_PRZYTOCZONY FRAGMENT_.
---+---

|

Zachwycają w Konkursie Chopinowskim. Arcymistrzami chcą być też w innej dziedzinie

Hyuk Lee kocha i muzykę, i grę w szachy
Hyuk Lee kocha i muzykę, i grę w szachy
Źródło: Leszek Szymański/PAP
Pianistami są wielkimi, wybitnymi, co udowadniają w trwającym właśnie w Warszawie XIX Konkursie Chopinowskim - bracia Hyuk i Hyo Lee z Korei Południowej decyzją szacownego jury pod przewodnictwem Garricka Ohlssona zakwalifikowali się do etapu III. Czasu na inną pasję, na fascynującą ich królewską grę, zostaje niewiele, a wyniki i na tym polu obaj osiągają zadziwiające.Artykuł dostępny w subskrypcji
Kluczowe fakty:
  • Bracia Hyuk i Hyo Lee z Korei Południowej zakwalifikowali się do etapu III XIX Konkursu Chopinowskiego.
  • W szachy często grają razem, biorą udział w turniejach. Mają wspólne marzenie - zostać arcymistrzami.
  • Hyuk mówiąc o swojej drugiej miłości, wspomina wybitnych muzyków, którzy też z pasją oddawali się szachom.
  • W Konkursie Chopinowskim bracia ze sobą nie rywalizują, wspierają się - tak zapewniali dziennikarzy, rozmawiając z nimi po polsku.

---+---

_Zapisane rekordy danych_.
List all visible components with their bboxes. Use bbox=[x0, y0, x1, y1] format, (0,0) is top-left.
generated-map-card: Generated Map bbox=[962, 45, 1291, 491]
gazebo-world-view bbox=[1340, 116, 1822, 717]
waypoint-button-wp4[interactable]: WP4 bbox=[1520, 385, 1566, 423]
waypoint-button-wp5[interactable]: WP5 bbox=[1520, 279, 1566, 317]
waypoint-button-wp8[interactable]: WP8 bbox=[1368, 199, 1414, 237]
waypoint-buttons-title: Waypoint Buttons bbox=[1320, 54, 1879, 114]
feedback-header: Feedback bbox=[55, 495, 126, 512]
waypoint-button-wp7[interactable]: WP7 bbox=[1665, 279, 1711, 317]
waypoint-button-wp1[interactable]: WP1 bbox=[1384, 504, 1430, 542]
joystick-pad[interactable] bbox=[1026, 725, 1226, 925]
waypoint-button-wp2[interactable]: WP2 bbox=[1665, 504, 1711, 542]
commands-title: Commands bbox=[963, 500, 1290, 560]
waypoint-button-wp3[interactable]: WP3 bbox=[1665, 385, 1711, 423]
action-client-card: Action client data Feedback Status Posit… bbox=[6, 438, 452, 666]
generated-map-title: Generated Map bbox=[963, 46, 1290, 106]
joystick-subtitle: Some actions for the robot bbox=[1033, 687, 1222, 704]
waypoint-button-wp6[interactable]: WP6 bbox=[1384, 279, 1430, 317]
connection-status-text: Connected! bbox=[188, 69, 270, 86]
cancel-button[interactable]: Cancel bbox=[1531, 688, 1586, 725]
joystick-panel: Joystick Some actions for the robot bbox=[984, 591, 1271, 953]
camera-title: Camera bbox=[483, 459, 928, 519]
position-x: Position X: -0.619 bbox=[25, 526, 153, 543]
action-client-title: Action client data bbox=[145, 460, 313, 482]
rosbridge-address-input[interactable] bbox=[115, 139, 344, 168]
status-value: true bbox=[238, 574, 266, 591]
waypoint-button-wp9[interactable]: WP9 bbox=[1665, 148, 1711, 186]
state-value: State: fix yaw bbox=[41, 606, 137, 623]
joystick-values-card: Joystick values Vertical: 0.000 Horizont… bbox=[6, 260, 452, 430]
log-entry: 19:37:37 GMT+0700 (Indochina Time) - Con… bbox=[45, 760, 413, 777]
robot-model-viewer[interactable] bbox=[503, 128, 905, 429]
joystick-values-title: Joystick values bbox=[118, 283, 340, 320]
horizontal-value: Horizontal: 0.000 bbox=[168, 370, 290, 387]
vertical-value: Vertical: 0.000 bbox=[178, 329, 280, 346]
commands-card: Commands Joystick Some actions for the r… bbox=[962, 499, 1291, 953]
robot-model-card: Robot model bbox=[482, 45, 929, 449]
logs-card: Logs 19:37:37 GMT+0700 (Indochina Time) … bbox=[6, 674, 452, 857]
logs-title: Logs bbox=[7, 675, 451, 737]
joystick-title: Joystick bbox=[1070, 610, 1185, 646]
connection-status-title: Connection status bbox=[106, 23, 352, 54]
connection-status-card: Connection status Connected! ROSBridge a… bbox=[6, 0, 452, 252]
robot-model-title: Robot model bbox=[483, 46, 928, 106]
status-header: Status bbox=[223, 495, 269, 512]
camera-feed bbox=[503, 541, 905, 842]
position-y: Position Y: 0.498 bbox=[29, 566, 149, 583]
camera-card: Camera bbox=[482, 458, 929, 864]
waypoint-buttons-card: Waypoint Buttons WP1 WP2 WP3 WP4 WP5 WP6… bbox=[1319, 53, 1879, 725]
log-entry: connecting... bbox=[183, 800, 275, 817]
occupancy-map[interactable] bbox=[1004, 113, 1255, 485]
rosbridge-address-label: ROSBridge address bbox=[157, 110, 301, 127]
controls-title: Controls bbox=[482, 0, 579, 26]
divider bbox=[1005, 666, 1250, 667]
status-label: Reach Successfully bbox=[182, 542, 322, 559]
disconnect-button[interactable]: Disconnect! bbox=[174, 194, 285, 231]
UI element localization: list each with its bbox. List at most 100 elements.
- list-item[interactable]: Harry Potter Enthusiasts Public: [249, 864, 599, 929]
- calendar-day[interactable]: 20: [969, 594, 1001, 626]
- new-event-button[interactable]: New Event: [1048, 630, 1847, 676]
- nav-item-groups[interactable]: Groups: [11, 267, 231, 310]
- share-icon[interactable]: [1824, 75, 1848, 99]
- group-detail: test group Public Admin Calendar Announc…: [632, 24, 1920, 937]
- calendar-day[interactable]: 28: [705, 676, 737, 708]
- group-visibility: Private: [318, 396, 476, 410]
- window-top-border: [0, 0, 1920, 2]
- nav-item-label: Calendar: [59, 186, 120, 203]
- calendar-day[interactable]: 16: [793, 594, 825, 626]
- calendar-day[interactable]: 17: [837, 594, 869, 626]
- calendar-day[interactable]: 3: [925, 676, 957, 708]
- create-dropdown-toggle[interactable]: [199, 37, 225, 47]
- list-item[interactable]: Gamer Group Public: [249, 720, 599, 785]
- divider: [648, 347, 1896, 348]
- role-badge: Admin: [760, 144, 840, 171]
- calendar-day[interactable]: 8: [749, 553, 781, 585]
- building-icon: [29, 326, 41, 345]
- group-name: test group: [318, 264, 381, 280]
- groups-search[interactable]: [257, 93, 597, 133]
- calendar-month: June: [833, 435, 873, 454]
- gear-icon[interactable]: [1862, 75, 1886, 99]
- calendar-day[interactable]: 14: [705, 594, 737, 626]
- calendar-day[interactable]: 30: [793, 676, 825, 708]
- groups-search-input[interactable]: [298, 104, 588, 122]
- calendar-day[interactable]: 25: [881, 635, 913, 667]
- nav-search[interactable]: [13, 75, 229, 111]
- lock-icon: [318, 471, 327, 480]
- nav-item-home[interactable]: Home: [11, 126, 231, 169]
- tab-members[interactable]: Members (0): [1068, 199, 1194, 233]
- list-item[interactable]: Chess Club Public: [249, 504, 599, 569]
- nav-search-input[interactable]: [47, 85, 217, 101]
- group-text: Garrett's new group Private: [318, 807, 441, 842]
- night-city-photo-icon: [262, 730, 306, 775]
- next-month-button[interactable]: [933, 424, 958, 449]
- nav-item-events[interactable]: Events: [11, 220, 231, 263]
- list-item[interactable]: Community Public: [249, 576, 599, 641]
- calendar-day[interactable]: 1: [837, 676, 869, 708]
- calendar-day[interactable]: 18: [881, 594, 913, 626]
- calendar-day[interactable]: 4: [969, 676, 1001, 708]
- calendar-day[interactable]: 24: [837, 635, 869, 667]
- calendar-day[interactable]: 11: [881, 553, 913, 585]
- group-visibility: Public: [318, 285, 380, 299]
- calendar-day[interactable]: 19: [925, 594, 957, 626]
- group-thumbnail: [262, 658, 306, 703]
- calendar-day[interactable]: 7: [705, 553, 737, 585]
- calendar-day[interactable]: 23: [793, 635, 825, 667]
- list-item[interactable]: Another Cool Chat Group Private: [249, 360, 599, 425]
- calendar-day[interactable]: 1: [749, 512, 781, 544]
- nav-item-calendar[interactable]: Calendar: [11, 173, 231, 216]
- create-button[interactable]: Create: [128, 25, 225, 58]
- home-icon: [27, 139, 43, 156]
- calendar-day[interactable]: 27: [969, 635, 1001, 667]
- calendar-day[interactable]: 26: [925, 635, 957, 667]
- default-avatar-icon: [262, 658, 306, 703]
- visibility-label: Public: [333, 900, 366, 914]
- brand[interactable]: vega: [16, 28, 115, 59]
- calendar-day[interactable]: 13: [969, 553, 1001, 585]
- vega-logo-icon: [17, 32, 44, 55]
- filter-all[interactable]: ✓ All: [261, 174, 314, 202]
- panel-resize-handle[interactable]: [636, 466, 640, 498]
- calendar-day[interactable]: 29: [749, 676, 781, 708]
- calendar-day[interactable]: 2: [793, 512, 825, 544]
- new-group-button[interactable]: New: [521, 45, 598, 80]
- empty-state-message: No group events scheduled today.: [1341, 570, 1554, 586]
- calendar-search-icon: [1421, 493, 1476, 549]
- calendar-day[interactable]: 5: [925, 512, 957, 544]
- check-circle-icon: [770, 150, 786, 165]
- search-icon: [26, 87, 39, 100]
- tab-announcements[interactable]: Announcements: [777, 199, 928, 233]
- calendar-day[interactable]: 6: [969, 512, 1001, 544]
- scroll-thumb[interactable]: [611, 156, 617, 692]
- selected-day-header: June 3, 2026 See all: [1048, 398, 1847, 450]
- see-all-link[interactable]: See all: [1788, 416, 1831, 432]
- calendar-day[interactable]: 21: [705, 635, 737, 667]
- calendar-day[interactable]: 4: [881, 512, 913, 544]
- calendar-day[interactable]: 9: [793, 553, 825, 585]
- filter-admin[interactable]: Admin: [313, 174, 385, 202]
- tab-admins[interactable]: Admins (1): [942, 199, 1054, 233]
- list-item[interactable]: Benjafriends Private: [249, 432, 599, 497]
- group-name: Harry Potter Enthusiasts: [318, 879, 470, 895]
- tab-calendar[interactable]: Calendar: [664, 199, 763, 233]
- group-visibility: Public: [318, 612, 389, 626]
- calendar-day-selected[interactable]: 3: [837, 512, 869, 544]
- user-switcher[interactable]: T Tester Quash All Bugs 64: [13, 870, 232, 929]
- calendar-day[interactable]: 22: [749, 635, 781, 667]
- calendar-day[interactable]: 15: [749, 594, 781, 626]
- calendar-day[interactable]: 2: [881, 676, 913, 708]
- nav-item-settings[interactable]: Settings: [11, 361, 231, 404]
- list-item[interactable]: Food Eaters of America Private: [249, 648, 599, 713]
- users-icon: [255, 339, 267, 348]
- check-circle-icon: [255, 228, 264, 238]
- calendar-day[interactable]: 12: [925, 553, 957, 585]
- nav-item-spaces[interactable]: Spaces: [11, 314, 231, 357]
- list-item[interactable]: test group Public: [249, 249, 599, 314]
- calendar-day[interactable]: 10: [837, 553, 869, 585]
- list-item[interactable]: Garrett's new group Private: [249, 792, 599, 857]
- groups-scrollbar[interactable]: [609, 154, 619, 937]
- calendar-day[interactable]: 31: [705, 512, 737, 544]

---+---

_CO ZROBIĆ_.
a) Jakie wspólne marzenie mają bracia Hyuk i Hyo Lee według tekstu o braciach Lee?
b) Podejmij tekst o braciach Lee od miejsca, w którym się kończy, i napisz jego ciąg dalszy.
Te rekordy nie mają nic wspólnego z tekstem o braciach Lee.

_WYNIKI ĆWICZENIA_.
a) Chcą zostać arcymistrzami szachowymi.

b)
Nie pochodzą z rodziny o muzycznych tradycjach. Przypadek - to on zadecydował. Zapalił iskrę. Hyuk miał trzy lub cztery lata - nie pamięta. Z innymi dziećmi był na placu zabaw w Seulu, gdzie przyszedł na świat. Właśnie tam usłyszał muzykę, w której zakochał się z miejsca, muzykę prawdopodobnie Piotra Czajkowskiego. Nie mógł o niej zapomnieć, nie chciał, ciągle słyszał ją w głowie. Poprosił, by mama zaprowadziła go do szkoły muzycznej. Najpierw zapisała go na lekcje gry na skrzypcach, a kilka dni później także na fortepianie. Był tak zafascynowany, że dzielił czas na te dwa instrumenty, nigdy nie miał dość. Jeszcze w roku 2021 po cztery godziny dziennie ćwiczył i na skrzypcach, i na fortepianie, a mówił też, że chce być dyrygentem. Jako skrzypek najchętniej zagłębia się w repertuary Niccolo Paganiniego i Eugene'a Ysaÿe oraz koncerty Wolfganga Amadeusa Mozarta i Dmitrija Szostakowicza.